Problem :: Copy out all of the data below word for word, leaving out no line.
** begin Stored records **
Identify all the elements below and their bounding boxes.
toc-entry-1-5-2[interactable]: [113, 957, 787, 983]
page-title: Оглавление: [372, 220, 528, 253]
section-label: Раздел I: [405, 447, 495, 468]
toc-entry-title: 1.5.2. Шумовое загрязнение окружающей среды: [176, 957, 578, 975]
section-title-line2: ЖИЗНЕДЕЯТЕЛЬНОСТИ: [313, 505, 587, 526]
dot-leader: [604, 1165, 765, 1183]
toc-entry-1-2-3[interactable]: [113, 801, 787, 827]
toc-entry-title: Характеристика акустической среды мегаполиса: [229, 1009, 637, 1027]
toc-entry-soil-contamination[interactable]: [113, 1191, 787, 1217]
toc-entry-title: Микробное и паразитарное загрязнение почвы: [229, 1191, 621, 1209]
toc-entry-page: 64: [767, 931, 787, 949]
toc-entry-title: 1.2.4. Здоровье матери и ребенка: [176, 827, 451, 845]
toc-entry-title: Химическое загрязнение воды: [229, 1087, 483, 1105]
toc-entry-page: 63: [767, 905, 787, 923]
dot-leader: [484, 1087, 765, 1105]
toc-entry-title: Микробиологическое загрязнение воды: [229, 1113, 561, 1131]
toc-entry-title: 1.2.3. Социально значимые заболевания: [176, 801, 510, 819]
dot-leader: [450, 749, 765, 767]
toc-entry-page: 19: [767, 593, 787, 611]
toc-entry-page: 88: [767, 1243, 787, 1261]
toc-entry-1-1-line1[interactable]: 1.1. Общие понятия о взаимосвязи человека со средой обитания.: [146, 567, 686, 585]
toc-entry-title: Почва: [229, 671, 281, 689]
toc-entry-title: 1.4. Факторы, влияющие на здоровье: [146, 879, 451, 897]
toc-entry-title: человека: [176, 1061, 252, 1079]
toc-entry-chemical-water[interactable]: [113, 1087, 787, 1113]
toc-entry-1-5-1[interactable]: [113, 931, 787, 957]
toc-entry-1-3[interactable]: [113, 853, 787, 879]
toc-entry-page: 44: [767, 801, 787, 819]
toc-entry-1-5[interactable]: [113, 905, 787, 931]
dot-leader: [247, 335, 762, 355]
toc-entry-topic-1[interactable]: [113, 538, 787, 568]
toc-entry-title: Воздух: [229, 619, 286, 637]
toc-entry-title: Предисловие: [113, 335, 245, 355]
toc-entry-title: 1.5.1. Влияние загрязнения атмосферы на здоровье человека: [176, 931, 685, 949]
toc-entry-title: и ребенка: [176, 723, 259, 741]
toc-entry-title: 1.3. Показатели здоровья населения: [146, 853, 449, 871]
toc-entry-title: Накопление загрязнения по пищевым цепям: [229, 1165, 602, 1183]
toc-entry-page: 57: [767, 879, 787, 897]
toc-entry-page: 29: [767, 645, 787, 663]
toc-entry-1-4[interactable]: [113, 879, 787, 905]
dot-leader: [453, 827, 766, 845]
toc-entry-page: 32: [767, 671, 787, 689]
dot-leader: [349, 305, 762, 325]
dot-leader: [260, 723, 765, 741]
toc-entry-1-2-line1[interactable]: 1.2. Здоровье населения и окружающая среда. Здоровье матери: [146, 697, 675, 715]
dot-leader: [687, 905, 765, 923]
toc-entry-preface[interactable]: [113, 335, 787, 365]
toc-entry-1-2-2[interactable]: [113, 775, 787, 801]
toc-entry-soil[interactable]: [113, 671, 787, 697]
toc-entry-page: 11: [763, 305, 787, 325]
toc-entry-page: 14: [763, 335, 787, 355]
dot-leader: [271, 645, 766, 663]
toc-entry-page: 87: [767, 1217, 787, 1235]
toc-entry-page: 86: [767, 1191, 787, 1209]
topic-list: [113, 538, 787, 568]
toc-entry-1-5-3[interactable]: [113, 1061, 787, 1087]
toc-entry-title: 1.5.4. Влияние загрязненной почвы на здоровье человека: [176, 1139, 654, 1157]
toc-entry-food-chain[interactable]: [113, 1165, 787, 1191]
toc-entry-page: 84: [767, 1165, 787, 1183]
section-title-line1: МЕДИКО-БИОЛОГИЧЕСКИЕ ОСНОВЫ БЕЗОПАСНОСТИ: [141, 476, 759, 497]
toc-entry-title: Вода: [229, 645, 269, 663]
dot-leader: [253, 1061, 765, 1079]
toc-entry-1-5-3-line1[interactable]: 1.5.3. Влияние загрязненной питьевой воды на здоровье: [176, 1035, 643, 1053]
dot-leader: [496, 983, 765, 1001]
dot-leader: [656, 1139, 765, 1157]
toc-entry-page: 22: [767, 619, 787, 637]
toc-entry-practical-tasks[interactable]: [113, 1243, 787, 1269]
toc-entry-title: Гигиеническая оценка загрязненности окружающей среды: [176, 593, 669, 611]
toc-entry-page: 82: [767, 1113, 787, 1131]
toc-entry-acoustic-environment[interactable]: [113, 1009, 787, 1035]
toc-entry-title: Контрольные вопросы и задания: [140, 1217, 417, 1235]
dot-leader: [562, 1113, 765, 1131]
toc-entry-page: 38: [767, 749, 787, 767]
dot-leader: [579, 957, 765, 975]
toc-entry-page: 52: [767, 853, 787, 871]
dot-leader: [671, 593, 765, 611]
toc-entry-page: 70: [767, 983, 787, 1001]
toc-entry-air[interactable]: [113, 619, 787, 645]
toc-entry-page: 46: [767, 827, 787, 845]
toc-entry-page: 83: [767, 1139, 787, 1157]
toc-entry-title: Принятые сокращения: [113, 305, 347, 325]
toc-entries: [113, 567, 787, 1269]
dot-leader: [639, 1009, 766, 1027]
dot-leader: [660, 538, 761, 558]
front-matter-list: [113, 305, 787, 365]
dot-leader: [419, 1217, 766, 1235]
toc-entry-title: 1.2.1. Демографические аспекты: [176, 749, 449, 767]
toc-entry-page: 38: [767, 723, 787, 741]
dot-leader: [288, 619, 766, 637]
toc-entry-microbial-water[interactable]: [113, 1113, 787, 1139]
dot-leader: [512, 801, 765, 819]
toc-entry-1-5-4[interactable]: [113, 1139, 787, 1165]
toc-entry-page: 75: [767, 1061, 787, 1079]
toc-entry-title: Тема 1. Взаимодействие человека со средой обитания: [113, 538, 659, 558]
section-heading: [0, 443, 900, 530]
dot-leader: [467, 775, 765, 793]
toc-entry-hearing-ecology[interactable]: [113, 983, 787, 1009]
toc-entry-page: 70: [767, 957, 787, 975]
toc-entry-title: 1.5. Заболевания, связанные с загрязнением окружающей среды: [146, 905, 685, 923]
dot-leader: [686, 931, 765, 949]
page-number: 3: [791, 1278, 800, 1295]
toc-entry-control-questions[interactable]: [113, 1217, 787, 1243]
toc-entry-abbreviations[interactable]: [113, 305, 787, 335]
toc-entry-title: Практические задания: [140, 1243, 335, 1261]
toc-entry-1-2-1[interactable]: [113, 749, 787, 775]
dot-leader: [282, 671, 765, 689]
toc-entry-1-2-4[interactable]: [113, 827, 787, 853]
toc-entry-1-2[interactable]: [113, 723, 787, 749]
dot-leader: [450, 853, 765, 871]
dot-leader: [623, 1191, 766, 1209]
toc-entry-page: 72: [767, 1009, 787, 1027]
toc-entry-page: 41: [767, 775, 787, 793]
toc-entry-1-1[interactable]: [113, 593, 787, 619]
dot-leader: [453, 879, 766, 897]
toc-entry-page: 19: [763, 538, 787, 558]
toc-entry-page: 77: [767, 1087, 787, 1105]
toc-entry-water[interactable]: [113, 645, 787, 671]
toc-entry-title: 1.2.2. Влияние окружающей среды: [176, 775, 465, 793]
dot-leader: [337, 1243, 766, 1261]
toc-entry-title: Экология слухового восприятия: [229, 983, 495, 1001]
** end Stored records **
Full output ::
Identify all the elements below and their bounding boxes.
toc-entry-1-5-2[interactable]: [113, 957, 787, 983]
page-title: Оглавление: [372, 220, 528, 253]
section-label: Раздел I: [405, 447, 495, 468]
toc-entry-title: 1.5.2. Шумовое загрязнение окружающей среды: [176, 957, 578, 975]
section-title-line2: ЖИЗНЕДЕЯТЕЛЬНОСТИ: [313, 505, 587, 526]
dot-leader: [604, 1165, 765, 1183]
toc-entry-1-2-3[interactable]: [113, 801, 787, 827]
toc-entry-title: Характеристика акустической среды мегаполиса: [229, 1009, 637, 1027]
toc-entry-soil-contamination[interactable]: [113, 1191, 787, 1217]
toc-entry-title: Микробное и паразитарное загрязнение почвы: [229, 1191, 621, 1209]
toc-entry-page: 64: [767, 931, 787, 949]
toc-entry-title: 1.2.4. Здоровье матери и ребенка: [176, 827, 451, 845]
toc-entry-title: Химическое загрязнение воды: [229, 1087, 483, 1105]
toc-entry-page: 63: [767, 905, 787, 923]
dot-leader: [484, 1087, 765, 1105]
toc-entry-title: Микробиологическое загрязнение воды: [229, 1113, 561, 1131]
toc-entry-title: 1.2.3. Социально значимые заболевания: [176, 801, 510, 819]
dot-leader: [450, 749, 765, 767]
toc-entry-page: 19: [767, 593, 787, 611]
toc-entry-page: 88: [767, 1243, 787, 1261]
toc-entry-1-1-line1[interactable]: 1.1. Общие понятия о взаимосвязи человека со средой обитания.: [146, 567, 686, 585]
toc-entry-title: Почва: [229, 671, 281, 689]
toc-entry-title: 1.4. Факторы, влияющие на здоровье: [146, 879, 451, 897]
toc-entry-title: человека: [176, 1061, 252, 1079]
toc-entry-chemical-water[interactable]: [113, 1087, 787, 1113]
toc-entry-1-5-1[interactable]: [113, 931, 787, 957]
toc-entry-1-3[interactable]: [113, 853, 787, 879]
toc-entry-page: 44: [767, 801, 787, 819]
toc-entry-1-5[interactable]: [113, 905, 787, 931]
dot-leader: [247, 335, 762, 355]
toc-entry-topic-1[interactable]: [113, 538, 787, 568]
toc-entry-title: Воздух: [229, 619, 286, 637]
toc-entry-title: Предисловие: [113, 335, 245, 355]
toc-entry-title: 1.5.1. Влияние загрязнения атмосферы на здоровье человека: [176, 931, 685, 949]
toc-entry-title: и ребенка: [176, 723, 259, 741]
toc-entry-title: 1.3. Показатели здоровья населения: [146, 853, 449, 871]
toc-entry-title: Накопление загрязнения по пищевым цепям: [229, 1165, 602, 1183]
toc-entry-page: 57: [767, 879, 787, 897]
toc-entry-page: 29: [767, 645, 787, 663]
toc-entry-1-4[interactable]: [113, 879, 787, 905]
dot-leader: [453, 827, 766, 845]
toc-entry-page: 32: [767, 671, 787, 689]
dot-leader: [349, 305, 762, 325]
dot-leader: [260, 723, 765, 741]
toc-entry-1-2-line1[interactable]: 1.2. Здоровье населения и окружающая среда. Здоровье матери: [146, 697, 675, 715]
dot-leader: [687, 905, 765, 923]
toc-entry-preface[interactable]: [113, 335, 787, 365]
toc-entry-1-2-2[interactable]: [113, 775, 787, 801]
toc-entry-soil[interactable]: [113, 671, 787, 697]
toc-entry-page: 11: [763, 305, 787, 325]
toc-entry-page: 14: [763, 335, 787, 355]
dot-leader: [271, 645, 766, 663]
toc-entry-page: 87: [767, 1217, 787, 1235]
toc-entry-page: 86: [767, 1191, 787, 1209]
topic-list: [113, 538, 787, 568]
toc-entry-1-5-3[interactable]: [113, 1061, 787, 1087]
toc-entry-title: 1.5.4. Влияние загрязненной почвы на здоровье человека: [176, 1139, 654, 1157]
toc-entry-food-chain[interactable]: [113, 1165, 787, 1191]
toc-entry-page: 84: [767, 1165, 787, 1183]
section-title-line1: МЕДИКО-БИОЛОГИЧЕСКИЕ ОСНОВЫ БЕЗОПАСНОСТИ: [141, 476, 759, 497]
toc-entry-title: Вода: [229, 645, 269, 663]
dot-leader: [253, 1061, 765, 1079]
toc-entry-1-5-3-line1[interactable]: 1.5.3. Влияние загрязненной питьевой воды на здоровье: [176, 1035, 643, 1053]
dot-leader: [496, 983, 765, 1001]
dot-leader: [656, 1139, 765, 1157]
toc-entry-page: 22: [767, 619, 787, 637]
toc-entry-practical-tasks[interactable]: [113, 1243, 787, 1269]
toc-entry-title: Гигиеническая оценка загрязненности окружающей среды: [176, 593, 669, 611]
toc-entry-page: 82: [767, 1113, 787, 1131]
toc-entry-acoustic-environment[interactable]: [113, 1009, 787, 1035]
toc-entry-title: Контрольные вопросы и задания: [140, 1217, 417, 1235]
dot-leader: [562, 1113, 765, 1131]
toc-entry-page: 38: [767, 749, 787, 767]
dot-leader: [579, 957, 765, 975]
toc-entry-page: 52: [767, 853, 787, 871]
dot-leader: [671, 593, 765, 611]
toc-entry-page: 70: [767, 983, 787, 1001]
toc-entry-air[interactable]: [113, 619, 787, 645]
toc-entry-page: 46: [767, 827, 787, 845]
toc-entry-page: 83: [767, 1139, 787, 1157]
toc-entry-title: Принятые сокращения: [113, 305, 347, 325]
toc-entries: [113, 567, 787, 1269]
dot-leader: [639, 1009, 766, 1027]
dot-leader: [660, 538, 761, 558]
front-matter-list: [113, 305, 787, 365]
dot-leader: [419, 1217, 766, 1235]
toc-entry-title: 1.2.1. Демографические аспекты: [176, 749, 449, 767]
toc-entry-page: 38: [767, 723, 787, 741]
dot-leader: [288, 619, 766, 637]
toc-entry-microbial-water[interactable]: [113, 1113, 787, 1139]
dot-leader: [512, 801, 765, 819]
toc-entry-1-5-4[interactable]: [113, 1139, 787, 1165]
toc-entry-page: 75: [767, 1061, 787, 1079]
toc-entry-title: Тема 1. Взаимодействие человека со средой обитания: [113, 538, 659, 558]
section-heading: [0, 443, 900, 530]
dot-leader: [467, 775, 765, 793]
toc-entry-hearing-ecology[interactable]: [113, 983, 787, 1009]
toc-entry-page: 70: [767, 957, 787, 975]
toc-entry-title: 1.5. Заболевания, связанные с загрязнением окружающей среды: [146, 905, 685, 923]
dot-leader: [686, 931, 765, 949]
page-number: 3: [791, 1278, 800, 1295]
toc-entry-control-questions[interactable]: [113, 1217, 787, 1243]
toc-entry-abbreviations[interactable]: [113, 305, 787, 335]
toc-entry-title: Практические задания: [140, 1243, 335, 1261]
toc-entry-1-2-1[interactable]: [113, 749, 787, 775]
dot-leader: [282, 671, 765, 689]
toc-entry-1-2-4[interactable]: [113, 827, 787, 853]
toc-entry-1-2[interactable]: [113, 723, 787, 749]
dot-leader: [450, 853, 765, 871]
dot-leader: [623, 1191, 766, 1209]
toc-entry-page: 72: [767, 1009, 787, 1027]
toc-entry-page: 41: [767, 775, 787, 793]
toc-entry-1-1[interactable]: [113, 593, 787, 619]
dot-leader: [453, 879, 766, 897]
toc-entry-page: 19: [763, 538, 787, 558]
toc-entry-page: 77: [767, 1087, 787, 1105]
toc-entry-water[interactable]: [113, 645, 787, 671]
toc-entry-title: 1.2.2. Влияние окружающей среды: [176, 775, 465, 793]
dot-leader: [337, 1243, 766, 1261]
toc-entry-title: Экология слухового восприятия: [229, 983, 495, 1001]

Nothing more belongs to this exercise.